### Material for the task
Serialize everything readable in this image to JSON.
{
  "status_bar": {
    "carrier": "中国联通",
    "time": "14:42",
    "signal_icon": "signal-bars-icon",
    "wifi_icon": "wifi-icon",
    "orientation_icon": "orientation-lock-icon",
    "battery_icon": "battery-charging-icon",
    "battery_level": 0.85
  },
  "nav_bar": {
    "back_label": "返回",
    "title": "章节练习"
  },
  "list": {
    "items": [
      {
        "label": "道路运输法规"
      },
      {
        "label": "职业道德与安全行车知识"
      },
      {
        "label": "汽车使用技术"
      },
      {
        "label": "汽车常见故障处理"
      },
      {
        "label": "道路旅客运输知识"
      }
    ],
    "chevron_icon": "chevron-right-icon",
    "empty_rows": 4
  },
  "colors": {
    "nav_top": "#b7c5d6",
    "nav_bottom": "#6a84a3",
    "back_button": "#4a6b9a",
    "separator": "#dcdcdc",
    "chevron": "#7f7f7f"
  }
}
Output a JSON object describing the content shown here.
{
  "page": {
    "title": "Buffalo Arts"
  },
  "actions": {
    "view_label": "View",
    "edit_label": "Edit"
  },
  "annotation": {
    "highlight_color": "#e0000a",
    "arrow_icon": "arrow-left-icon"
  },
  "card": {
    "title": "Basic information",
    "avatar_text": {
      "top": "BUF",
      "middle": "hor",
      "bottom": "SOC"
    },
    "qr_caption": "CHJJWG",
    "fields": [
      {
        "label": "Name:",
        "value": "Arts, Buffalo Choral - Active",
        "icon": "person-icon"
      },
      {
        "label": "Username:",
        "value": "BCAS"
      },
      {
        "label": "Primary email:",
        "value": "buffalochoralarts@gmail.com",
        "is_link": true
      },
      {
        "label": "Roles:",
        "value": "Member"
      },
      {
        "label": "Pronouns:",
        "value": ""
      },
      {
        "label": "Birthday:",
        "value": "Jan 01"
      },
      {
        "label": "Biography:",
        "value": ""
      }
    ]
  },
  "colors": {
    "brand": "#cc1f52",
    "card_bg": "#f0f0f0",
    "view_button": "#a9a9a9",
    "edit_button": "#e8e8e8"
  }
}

### Short problem
In the records, locate each line holding the string "icon" and copy it.

### Full response
    "signal_icon": "signal-bars-icon",
    "wifi_icon": "wifi-icon",
    "orientation_icon": "orientation-lock-icon",
    "battery_icon": "battery-charging-icon",
    "chevron_icon": "chevron-right-icon",
    "arrow_icon": "arrow-left-icon"
        "icon": "person-icon"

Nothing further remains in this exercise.